Extract each line containing the string "document".

○ ○ ○ ○

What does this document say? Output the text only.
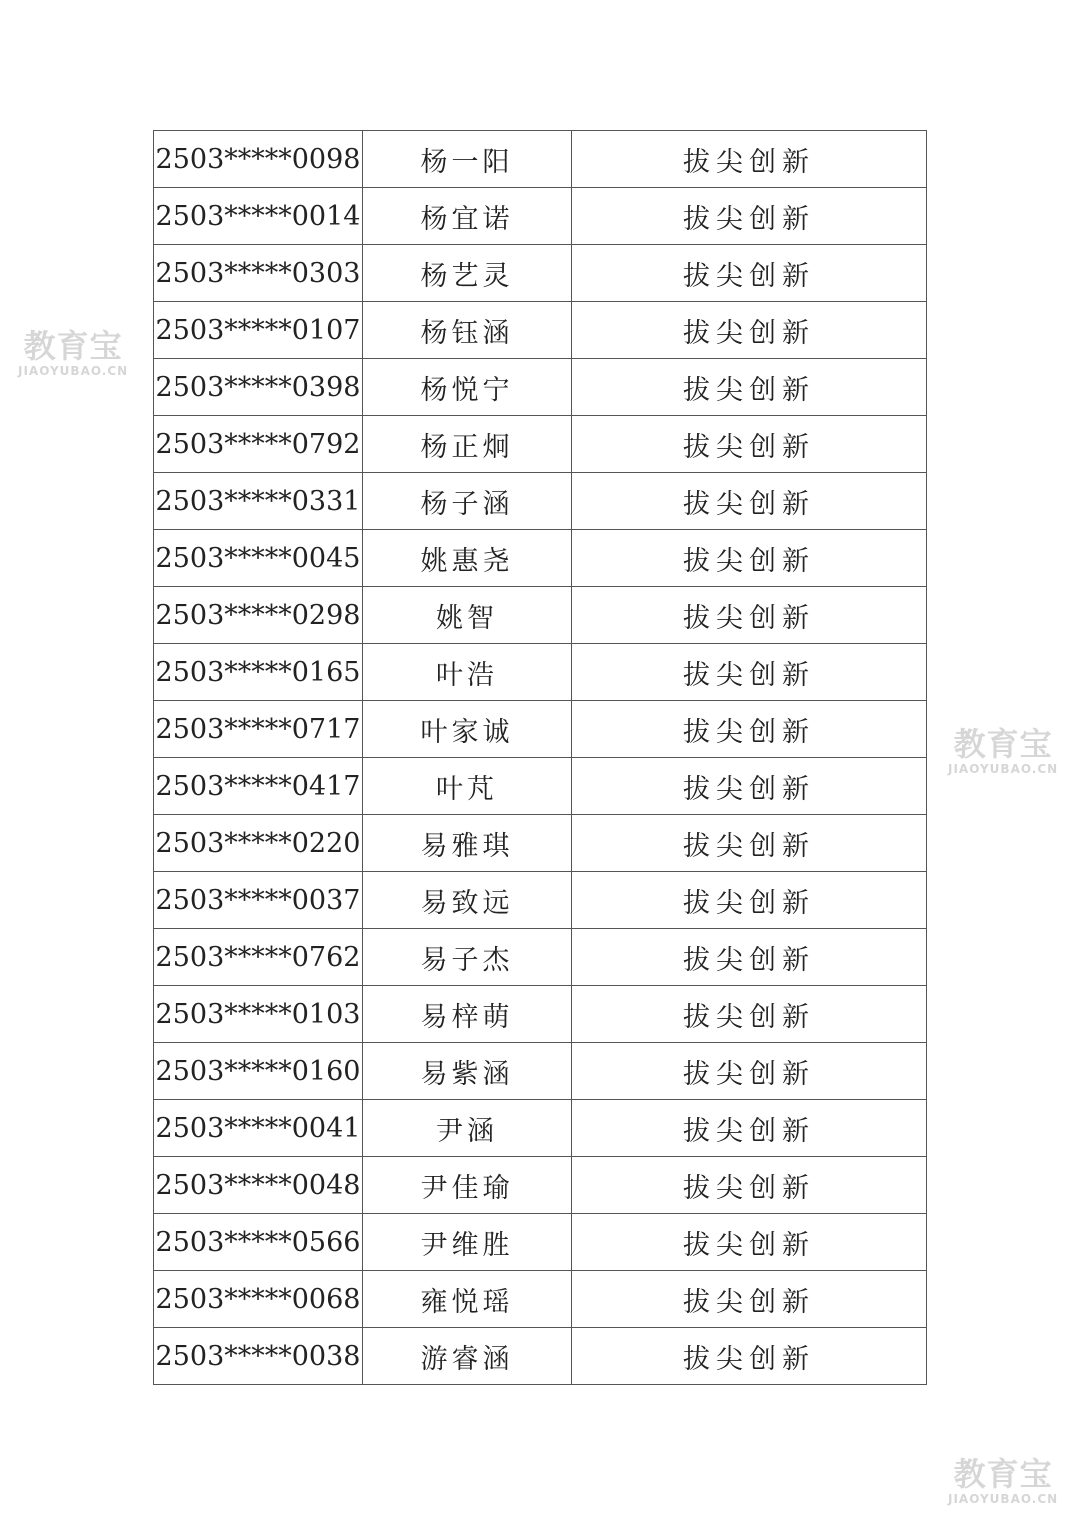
2503*****0098	杨一阳	拔尖创新
2503*****0014	杨宜诺	拔尖创新
2503*****0303	杨艺灵	拔尖创新
2503*****0107	杨钰涵	拔尖创新
2503*****0398	杨悦宁	拔尖创新
2503*****0792	杨正炯	拔尖创新
2503*****0331	杨子涵	拔尖创新
2503*****0045	姚惠尧	拔尖创新
2503*****0298	姚智	拔尖创新
2503*****0165	叶浩	拔尖创新
2503*****0717	叶家诚	拔尖创新
2503*****0417	叶芃	拔尖创新
2503*****0220	易雅琪	拔尖创新
2503*****0037	易致远	拔尖创新
2503*****0762	易子杰	拔尖创新
2503*****0103	易梓萌	拔尖创新
2503*****0160	易紫涵	拔尖创新
2503*****0041	尹涵	拔尖创新
2503*****0048	尹佳瑜	拔尖创新
2503*****0566	尹维胜	拔尖创新
2503*****0068	雍悦瑶	拔尖创新
2503*****0038	游睿涵	拔尖创新
教育宝
JIAOYUBAO.CN
教育宝
JIAOYUBAO.CN
教育宝
JIAOYUBAO.CN
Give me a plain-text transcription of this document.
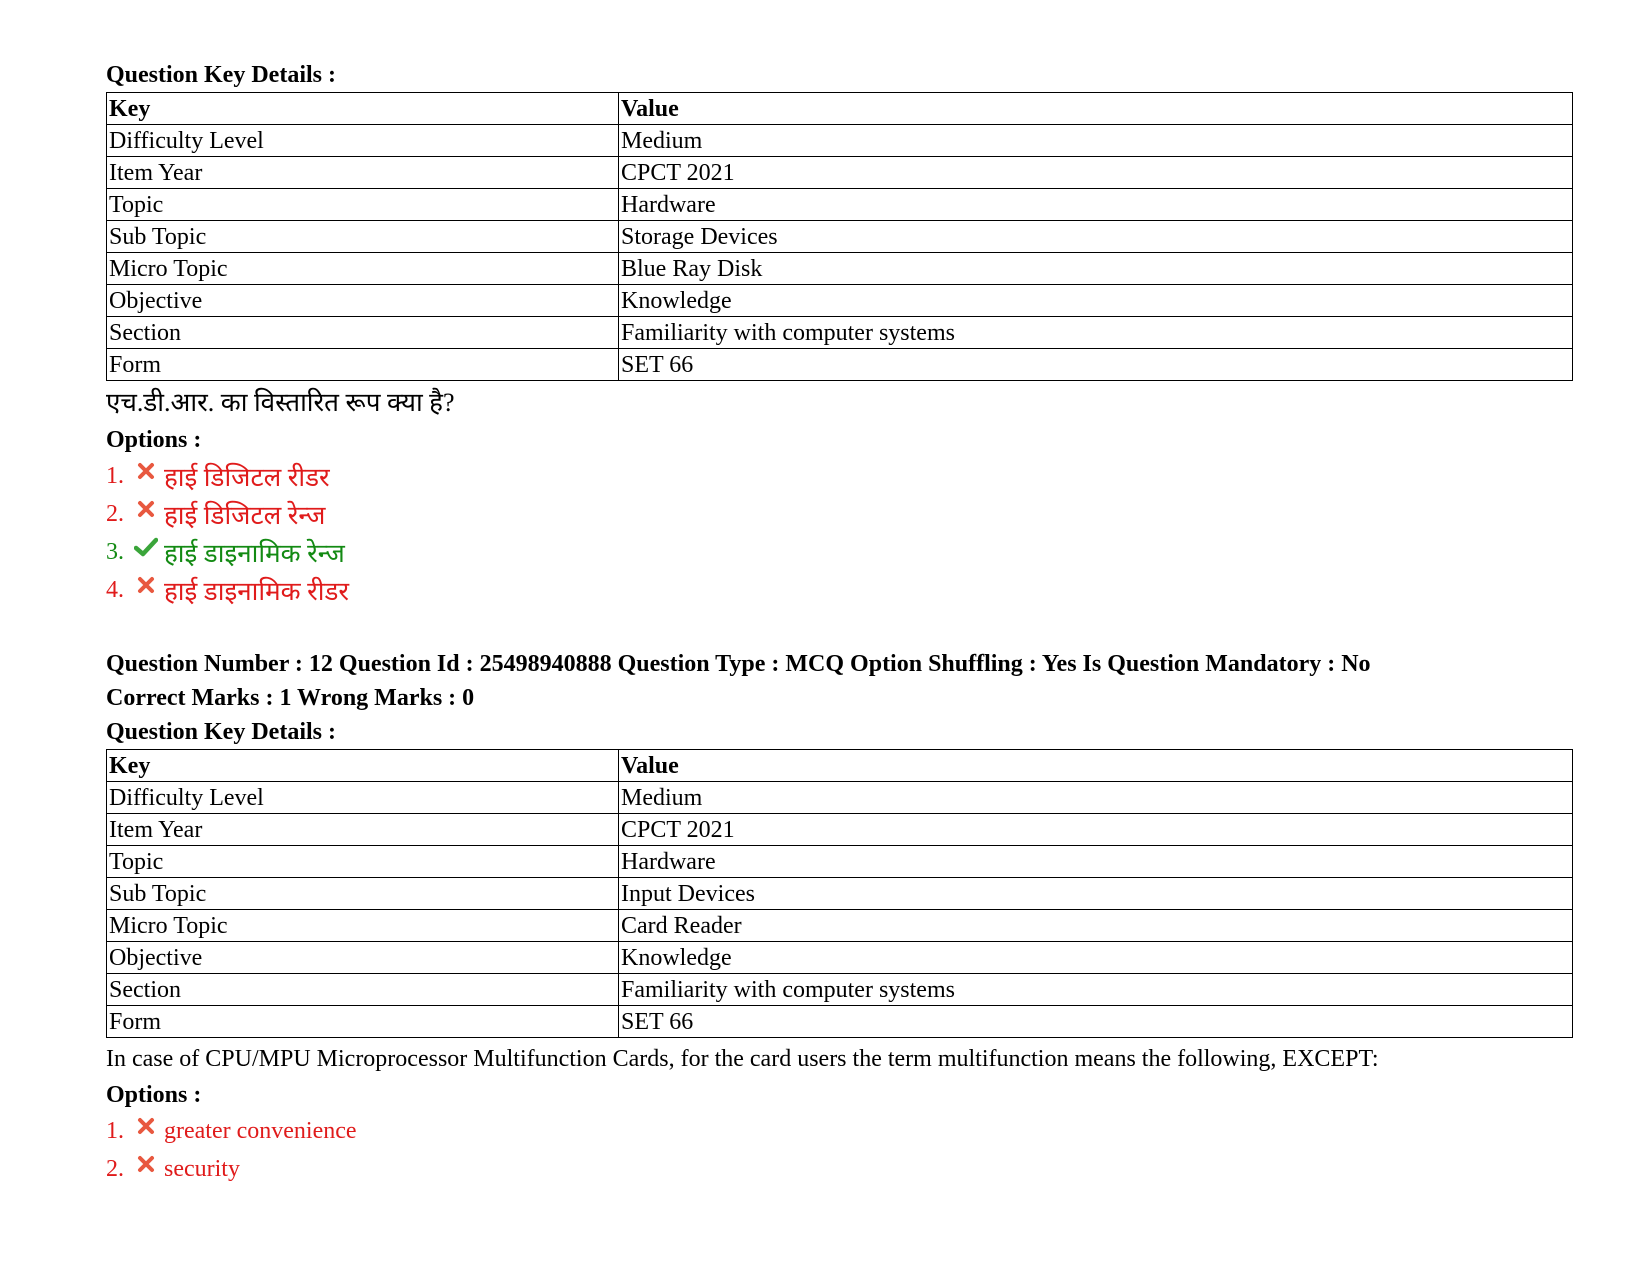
Question Key Details :
Key	Value
Difficulty Level	Medium
Item Year	CPCT 2021
Topic	Hardware
Sub Topic	Storage Devices
Micro Topic	Blue Ray Disk
Objective	Knowledge
Section	Familiarity with computer systems
Form	SET 66
एच.डी.आर. का विस्तारित रूप क्या है?
Options :
1.	हाई डिजिटल रीडर
2.	हाई डिजिटल रेन्ज
3.	हाई डाइनामिक रेन्ज
4.	हाई डाइनामिक रीडर
Question Number : 12 Question Id : 25498940888 Question Type : MCQ Option Shuffling : Yes Is Question Mandatory : No
Correct Marks : 1 Wrong Marks : 0
Question Key Details :
Key	Value
Difficulty Level	Medium
Item Year	CPCT 2021
Topic	Hardware
Sub Topic	Input Devices
Micro Topic	Card Reader
Objective	Knowledge
Section	Familiarity with computer systems
Form	SET 66
In case of CPU/MPU Microprocessor Multifunction Cards, for the card users the term multifunction means the following, EXCEPT:
Options :
1.	greater convenience
2.	security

○ ○ ○ ○

#### Correct result:
What does this document say? Output the text only.
Give me a plain-text transcription of this document.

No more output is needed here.